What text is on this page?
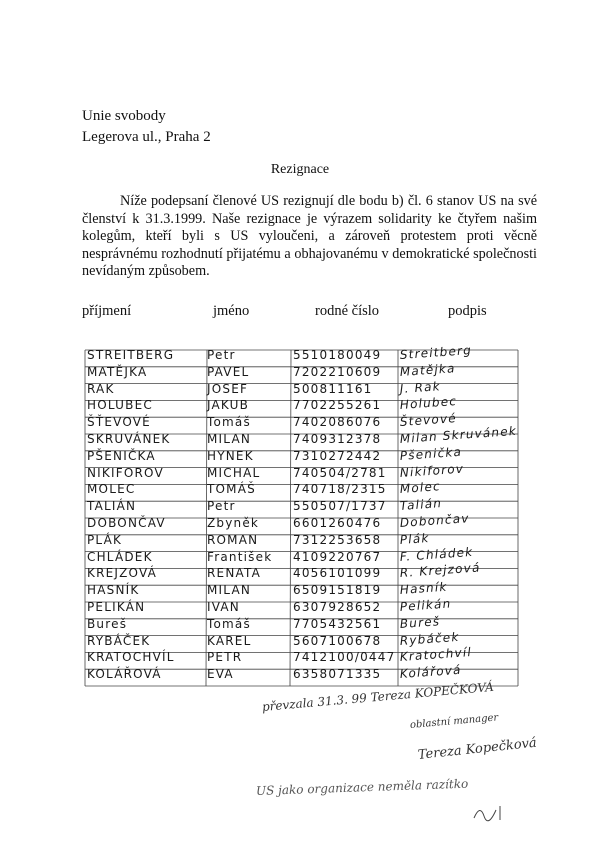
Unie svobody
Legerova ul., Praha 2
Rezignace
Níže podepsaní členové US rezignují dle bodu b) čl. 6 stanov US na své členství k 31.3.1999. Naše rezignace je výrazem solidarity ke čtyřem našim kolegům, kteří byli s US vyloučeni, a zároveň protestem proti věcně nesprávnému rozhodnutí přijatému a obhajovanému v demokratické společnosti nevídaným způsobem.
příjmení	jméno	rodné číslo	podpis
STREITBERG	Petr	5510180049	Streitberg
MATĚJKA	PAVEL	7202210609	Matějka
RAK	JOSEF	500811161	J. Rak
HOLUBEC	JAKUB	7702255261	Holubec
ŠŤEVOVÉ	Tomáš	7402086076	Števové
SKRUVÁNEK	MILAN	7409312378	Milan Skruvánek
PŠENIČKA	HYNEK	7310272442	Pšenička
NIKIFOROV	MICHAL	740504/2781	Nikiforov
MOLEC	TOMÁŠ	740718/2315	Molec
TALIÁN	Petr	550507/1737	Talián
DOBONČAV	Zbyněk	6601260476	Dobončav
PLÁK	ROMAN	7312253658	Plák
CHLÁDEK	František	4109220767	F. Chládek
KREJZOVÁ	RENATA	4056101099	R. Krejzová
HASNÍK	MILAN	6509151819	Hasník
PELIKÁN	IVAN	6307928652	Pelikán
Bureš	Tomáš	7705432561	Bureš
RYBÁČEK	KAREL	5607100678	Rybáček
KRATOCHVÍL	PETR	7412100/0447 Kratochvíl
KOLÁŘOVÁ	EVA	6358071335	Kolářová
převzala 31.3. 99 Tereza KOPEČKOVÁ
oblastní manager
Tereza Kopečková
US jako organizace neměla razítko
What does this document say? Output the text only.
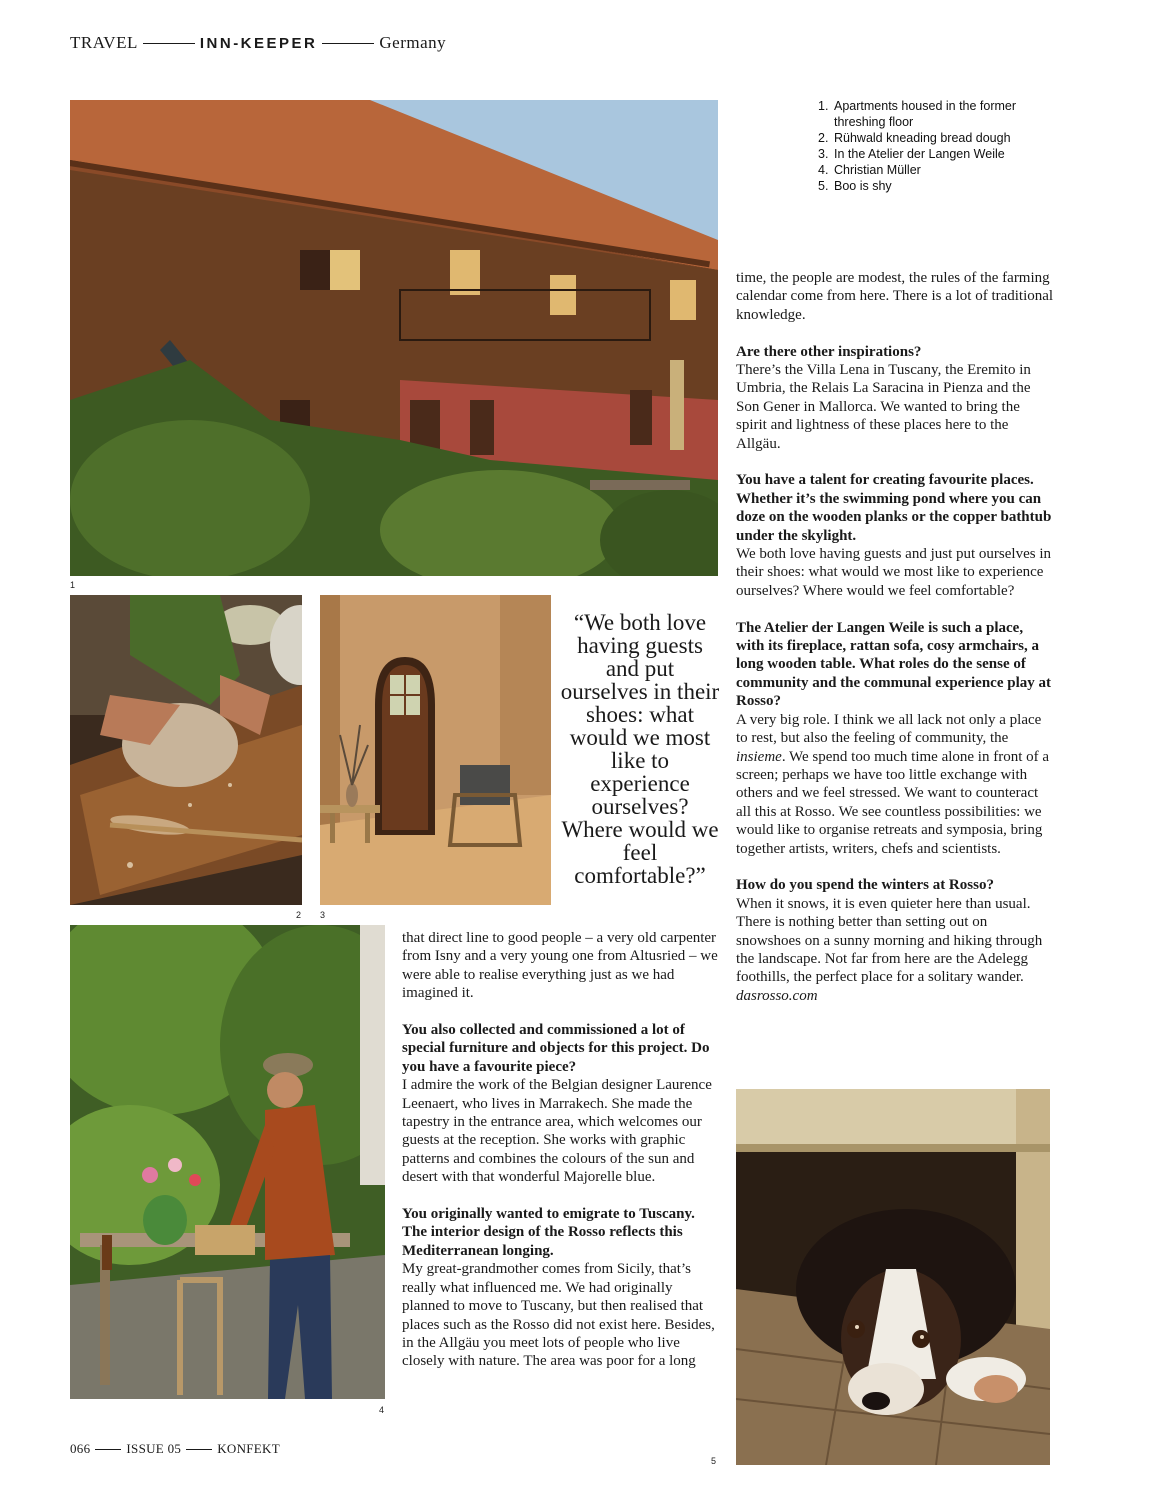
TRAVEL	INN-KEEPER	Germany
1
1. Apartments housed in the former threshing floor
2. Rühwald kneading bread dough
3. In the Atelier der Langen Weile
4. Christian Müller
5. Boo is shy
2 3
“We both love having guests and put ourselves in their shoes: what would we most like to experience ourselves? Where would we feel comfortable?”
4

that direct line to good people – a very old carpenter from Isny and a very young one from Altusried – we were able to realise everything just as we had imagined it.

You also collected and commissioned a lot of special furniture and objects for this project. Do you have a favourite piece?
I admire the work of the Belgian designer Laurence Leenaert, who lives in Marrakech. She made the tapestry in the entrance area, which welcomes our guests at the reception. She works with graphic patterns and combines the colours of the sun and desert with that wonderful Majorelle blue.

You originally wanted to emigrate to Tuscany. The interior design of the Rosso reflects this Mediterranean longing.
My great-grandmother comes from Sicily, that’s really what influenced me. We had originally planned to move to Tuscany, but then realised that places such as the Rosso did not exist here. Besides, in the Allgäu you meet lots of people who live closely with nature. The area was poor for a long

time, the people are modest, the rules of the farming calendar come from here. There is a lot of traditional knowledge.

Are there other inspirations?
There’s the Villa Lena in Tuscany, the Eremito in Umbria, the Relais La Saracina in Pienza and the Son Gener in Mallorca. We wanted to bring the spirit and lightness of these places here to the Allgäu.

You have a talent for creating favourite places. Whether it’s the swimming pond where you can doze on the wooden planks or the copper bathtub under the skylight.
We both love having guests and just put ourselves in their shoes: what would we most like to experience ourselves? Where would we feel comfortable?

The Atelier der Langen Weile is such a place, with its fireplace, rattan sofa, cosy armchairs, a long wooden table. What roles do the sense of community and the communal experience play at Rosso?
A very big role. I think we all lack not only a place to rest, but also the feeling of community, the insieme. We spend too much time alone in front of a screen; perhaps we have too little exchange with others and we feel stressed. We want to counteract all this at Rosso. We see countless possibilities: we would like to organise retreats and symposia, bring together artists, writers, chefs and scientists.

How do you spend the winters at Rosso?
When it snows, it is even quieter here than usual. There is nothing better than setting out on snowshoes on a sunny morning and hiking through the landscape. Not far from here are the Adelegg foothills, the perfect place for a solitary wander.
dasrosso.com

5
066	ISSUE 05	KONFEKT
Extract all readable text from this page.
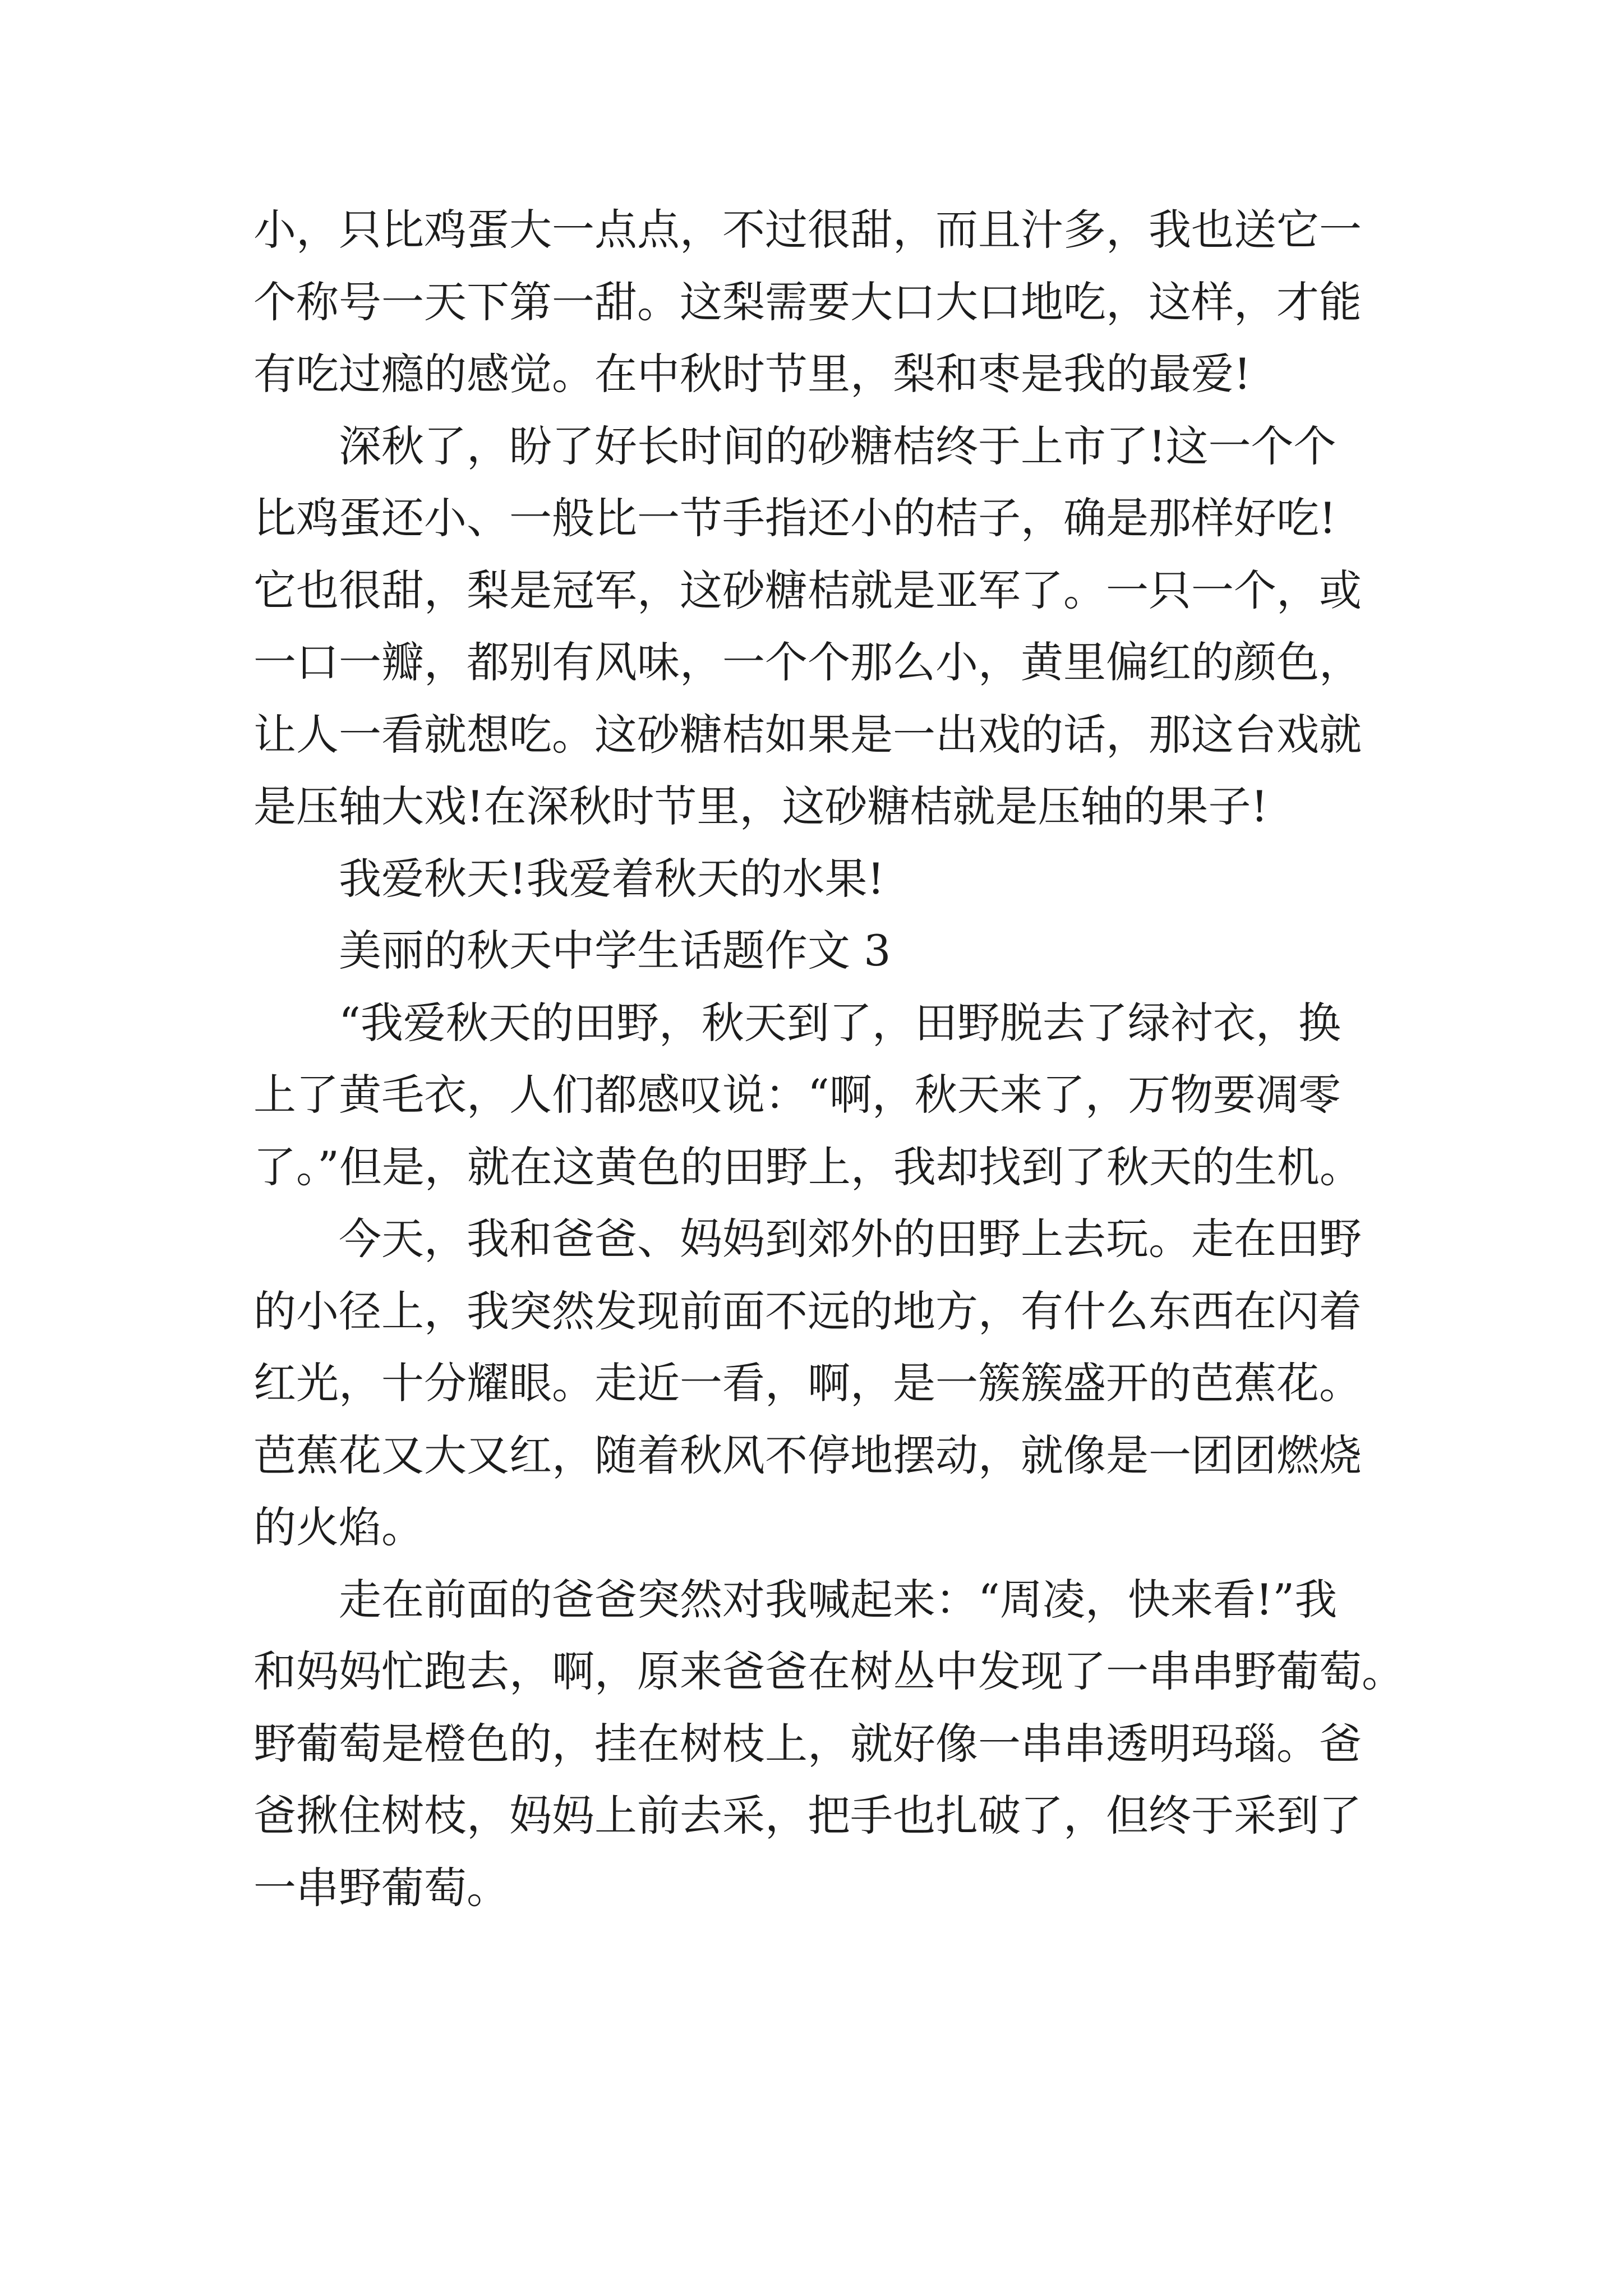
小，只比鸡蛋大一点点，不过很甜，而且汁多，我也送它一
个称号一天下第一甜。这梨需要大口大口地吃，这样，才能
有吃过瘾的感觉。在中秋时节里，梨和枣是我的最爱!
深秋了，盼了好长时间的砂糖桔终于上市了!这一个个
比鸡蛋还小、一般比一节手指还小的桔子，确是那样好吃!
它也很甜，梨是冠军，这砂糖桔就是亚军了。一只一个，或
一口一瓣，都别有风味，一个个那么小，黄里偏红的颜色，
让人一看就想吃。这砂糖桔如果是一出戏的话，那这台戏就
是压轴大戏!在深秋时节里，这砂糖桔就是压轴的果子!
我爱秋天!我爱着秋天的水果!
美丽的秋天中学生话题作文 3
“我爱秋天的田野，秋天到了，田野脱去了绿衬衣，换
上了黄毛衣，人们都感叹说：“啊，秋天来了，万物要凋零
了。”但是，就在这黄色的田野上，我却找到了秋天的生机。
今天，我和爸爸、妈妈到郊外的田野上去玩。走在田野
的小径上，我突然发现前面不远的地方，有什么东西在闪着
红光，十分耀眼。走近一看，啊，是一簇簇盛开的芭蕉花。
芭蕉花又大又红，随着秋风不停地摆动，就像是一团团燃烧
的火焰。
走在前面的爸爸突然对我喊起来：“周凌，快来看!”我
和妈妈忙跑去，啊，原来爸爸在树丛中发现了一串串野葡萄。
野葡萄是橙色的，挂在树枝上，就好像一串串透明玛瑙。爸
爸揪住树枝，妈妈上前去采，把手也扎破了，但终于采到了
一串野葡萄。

○ ○ ○ ○ ○ ○ ○

*What the task asks*. Every line of the data should be copied as it stands, without the images.

*Exercise answer*.
What text is on this page?
Unie svobody
Legerova ul., Praha 2
Rezignace
Níže podepsaní členové US rezignují dle bodu b) čl. 6 stanov US na své členství k 31.3.1999. Naše rezignace je výrazem solidarity ke čtyřem našim kolegům, kteří byli s US vyloučeni, a zároveň protestem proti věcně nesprávnému rozhodnutí přijatému a obhajovanému v demokratické společnosti nevídaným způsobem.
příjmení	jméno	rodné číslo	podpis
STREITBERG	Petr	5510180049	Streitberg
MATĚJKA	PAVEL	7202210609	Matějka
RAK	JOSEF	500811161	J. Rak
HOLUBEC	JAKUB	7702255261	Holubec
ŠŤEVOVÉ	Tomáš	7402086076	Števové
SKRUVÁNEK	MILAN	7409312378	Milan Skruvánek
PŠENIČKA	HYNEK	7310272442	Pšenička
NIKIFOROV	MICHAL	740504/2781	Nikiforov
MOLEC	TOMÁŠ	740718/2315	Molec
TALIÁN	Petr	550507/1737	Talián
DOBONČAV	Zbyněk	6601260476	Dobončav
PLÁK	ROMAN	7312253658	Plák
CHLÁDEK	František	4109220767	F. Chládek
KREJZOVÁ	RENATA	4056101099	R. Krejzová
HASNÍK	MILAN	6509151819	Hasník
PELIKÁN	IVAN	6307928652	Pelikán
Bureš	Tomáš	7705432561	Bureš
RYBÁČEK	KAREL	5607100678	Rybáček
KRATOCHVÍL	PETR	7412100/0447 Kratochvíl
KOLÁŘOVÁ	EVA	6358071335	Kolářová
převzala 31.3. 99 Tereza KOPEČKOVÁ
oblastní manager
Tereza Kopečková
US jako organizace neměla razítko
What does this document say? Output the text only.
TRAVEL	INN-KEEPER	Germany
1
1. Apartments housed in the former threshing floor
2. Rühwald kneading bread dough
3. In the Atelier der Langen Weile
4. Christian Müller
5. Boo is shy
2 3
“We both love having guests and put ourselves in their shoes: what would we most like to experience ourselves? Where would we feel comfortable?”
4

that direct line to good people – a very old carpenter from Isny and a very young one from Altusried – we were able to realise everything just as we had imagined it.

You also collected and commissioned a lot of special furniture and objects for this project. Do you have a favourite piece?
I admire the work of the Belgian designer Laurence Leenaert, who lives in Marrakech. She made the tapestry in the entrance area, which welcomes our guests at the reception. She works with graphic patterns and combines the colours of the sun and desert with that wonderful Majorelle blue.

You originally wanted to emigrate to Tuscany. The interior design of the Rosso reflects this Mediterranean longing.
My great-grandmother comes from Sicily, that’s really what influenced me. We had originally planned to move to Tuscany, but then realised that places such as the Rosso did not exist here. Besides, in the Allgäu you meet lots of people who live closely with nature. The area was poor for a long

time, the people are modest, the rules of the farming calendar come from here. There is a lot of traditional knowledge.

Are there other inspirations?
There’s the Villa Lena in Tuscany, the Eremito in Umbria, the Relais La Saracina in Pienza and the Son Gener in Mallorca. We wanted to bring the spirit and lightness of these places here to the Allgäu.

You have a talent for creating favourite places. Whether it’s the swimming pond where you can doze on the wooden planks or the copper bathtub under the skylight.
We both love having guests and just put ourselves in their shoes: what would we most like to experience ourselves? Where would we feel comfortable?

The Atelier der Langen Weile is such a place, with its fireplace, rattan sofa, cosy armchairs, a long wooden table. What roles do the sense of community and the communal experience play at Rosso?
A very big role. I think we all lack not only a place to rest, but also the feeling of community, the insieme. We spend too much time alone in front of a screen; perhaps we have too little exchange with others and we feel stressed. We want to counteract all this at Rosso. We see countless possibilities: we would like to organise retreats and symposia, bring together artists, writers, chefs and scientists.

How do you spend the winters at Rosso?
When it snows, it is even quieter here than usual. There is nothing better than setting out on snowshoes on a sunny morning and hiking through the landscape. Not far from here are the Adelegg foothills, the perfect place for a solitary wander.
dasrosso.com

5
066	ISSUE 05	KONFEKT
Extract all readable text from this page.
小，只比鸡蛋大一点点，不过很甜，而且汁多，我也送它一
个称号一天下第一甜。这梨需要大口大口地吃，这样，才能
有吃过瘾的感觉。在中秋时节里，梨和枣是我的最爱!
深秋了，盼了好长时间的砂糖桔终于上市了!这一个个
比鸡蛋还小、一般比一节手指还小的桔子，确是那样好吃!
它也很甜，梨是冠军，这砂糖桔就是亚军了。一只一个，或
一口一瓣，都别有风味，一个个那么小，黄里偏红的颜色，
让人一看就想吃。这砂糖桔如果是一出戏的话，那这台戏就
是压轴大戏!在深秋时节里，这砂糖桔就是压轴的果子!
我爱秋天!我爱着秋天的水果!
美丽的秋天中学生话题作文 3
“我爱秋天的田野，秋天到了，田野脱去了绿衬衣，换
上了黄毛衣，人们都感叹说：“啊，秋天来了，万物要凋零
了。”但是，就在这黄色的田野上，我却找到了秋天的生机。
今天，我和爸爸、妈妈到郊外的田野上去玩。走在田野
的小径上，我突然发现前面不远的地方，有什么东西在闪着
红光，十分耀眼。走近一看，啊，是一簇簇盛开的芭蕉花。
芭蕉花又大又红，随着秋风不停地摆动，就像是一团团燃烧
的火焰。
走在前面的爸爸突然对我喊起来：“周凌，快来看!”我
和妈妈忙跑去，啊，原来爸爸在树丛中发现了一串串野葡萄。
野葡萄是橙色的，挂在树枝上，就好像一串串透明玛瑙。爸
爸揪住树枝，妈妈上前去采，把手也扎破了，但终于采到了
一串野葡萄。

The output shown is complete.